--- Begin Records for this exercise ---

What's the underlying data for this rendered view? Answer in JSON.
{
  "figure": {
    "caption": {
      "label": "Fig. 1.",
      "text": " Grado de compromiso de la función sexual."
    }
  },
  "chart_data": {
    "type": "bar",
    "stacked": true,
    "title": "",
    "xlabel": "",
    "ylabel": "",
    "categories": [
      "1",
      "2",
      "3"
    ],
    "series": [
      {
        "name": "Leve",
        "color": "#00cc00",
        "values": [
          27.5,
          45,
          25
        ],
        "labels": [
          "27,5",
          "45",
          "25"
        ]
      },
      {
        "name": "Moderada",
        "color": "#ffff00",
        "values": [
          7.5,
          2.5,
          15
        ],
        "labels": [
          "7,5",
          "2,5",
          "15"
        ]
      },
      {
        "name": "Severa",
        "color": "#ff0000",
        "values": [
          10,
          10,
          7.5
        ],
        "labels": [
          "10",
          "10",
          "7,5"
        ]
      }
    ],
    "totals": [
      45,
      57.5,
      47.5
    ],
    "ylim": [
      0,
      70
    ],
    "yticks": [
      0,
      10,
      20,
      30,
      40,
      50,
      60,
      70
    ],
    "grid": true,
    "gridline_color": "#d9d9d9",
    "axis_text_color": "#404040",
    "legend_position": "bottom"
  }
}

--- End Records for this exercise ---

Aim of the task →
Could you reproduce every record above exactly as it appears?

The reply →
What's the underlying data for this rendered view? Answer in JSON.
{
  "figure": {
    "caption": {
      "label": "Fig. 1.",
      "text": " Grado de compromiso de la función sexual."
    }
  },
  "chart_data": {
    "type": "bar",
    "stacked": true,
    "title": "",
    "xlabel": "",
    "ylabel": "",
    "categories": [
      "1",
      "2",
      "3"
    ],
    "series": [
      {
        "name": "Leve",
        "color": "#00cc00",
        "values": [
          27.5,
          45,
          25
        ],
        "labels": [
          "27,5",
          "45",
          "25"
        ]
      },
      {
        "name": "Moderada",
        "color": "#ffff00",
        "values": [
          7.5,
          2.5,
          15
        ],
        "labels": [
          "7,5",
          "2,5",
          "15"
        ]
      },
      {
        "name": "Severa",
        "color": "#ff0000",
        "values": [
          10,
          10,
          7.5
        ],
        "labels": [
          "10",
          "10",
          "7,5"
        ]
      }
    ],
    "totals": [
      45,
      57.5,
      47.5
    ],
    "ylim": [
      0,
      70
    ],
    "yticks": [
      0,
      10,
      20,
      30,
      40,
      50,
      60,
      70
    ],
    "grid": true,
    "gridline_color": "#d9d9d9",
    "axis_text_color": "#404040",
    "legend_position": "bottom"
  }
}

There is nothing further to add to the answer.